## Extracted information
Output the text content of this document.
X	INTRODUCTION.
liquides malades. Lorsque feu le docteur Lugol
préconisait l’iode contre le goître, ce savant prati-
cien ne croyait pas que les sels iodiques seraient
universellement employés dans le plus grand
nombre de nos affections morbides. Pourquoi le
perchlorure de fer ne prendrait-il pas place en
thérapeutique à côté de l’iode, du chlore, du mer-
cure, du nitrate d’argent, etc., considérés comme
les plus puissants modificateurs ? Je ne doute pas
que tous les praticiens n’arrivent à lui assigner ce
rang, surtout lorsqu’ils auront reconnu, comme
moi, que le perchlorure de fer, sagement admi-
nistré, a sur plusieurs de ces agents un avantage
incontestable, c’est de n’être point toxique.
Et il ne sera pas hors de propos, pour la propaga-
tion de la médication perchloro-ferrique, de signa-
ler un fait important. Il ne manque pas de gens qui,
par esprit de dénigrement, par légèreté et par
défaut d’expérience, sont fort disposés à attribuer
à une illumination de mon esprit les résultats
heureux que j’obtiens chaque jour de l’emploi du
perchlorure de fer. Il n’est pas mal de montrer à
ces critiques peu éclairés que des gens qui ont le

## Stated problem
Extract the data exactly as given.

## Response to this task
Output the text content of this document.
X	INTRODUCTION.
liquides malades. Lorsque feu le docteur Lugol
préconisait l’iode contre le goître, ce savant prati-
cien ne croyait pas que les sels iodiques seraient
universellement employés dans le plus grand
nombre de nos affections morbides. Pourquoi le
perchlorure de fer ne prendrait-il pas place en
thérapeutique à côté de l’iode, du chlore, du mer-
cure, du nitrate d’argent, etc., considérés comme
les plus puissants modificateurs ? Je ne doute pas
que tous les praticiens n’arrivent à lui assigner ce
rang, surtout lorsqu’ils auront reconnu, comme
moi, que le perchlorure de fer, sagement admi-
nistré, a sur plusieurs de ces agents un avantage
incontestable, c’est de n’être point toxique.
Et il ne sera pas hors de propos, pour la propaga-
tion de la médication perchloro-ferrique, de signa-
ler un fait important. Il ne manque pas de gens qui,
par esprit de dénigrement, par légèreté et par
défaut d’expérience, sont fort disposés à attribuer
à une illumination de mon esprit les résultats
heureux que j’obtiens chaque jour de l’emploi du
perchlorure de fer. Il n’est pas mal de montrer à
ces critiques peu éclairés que des gens qui ont le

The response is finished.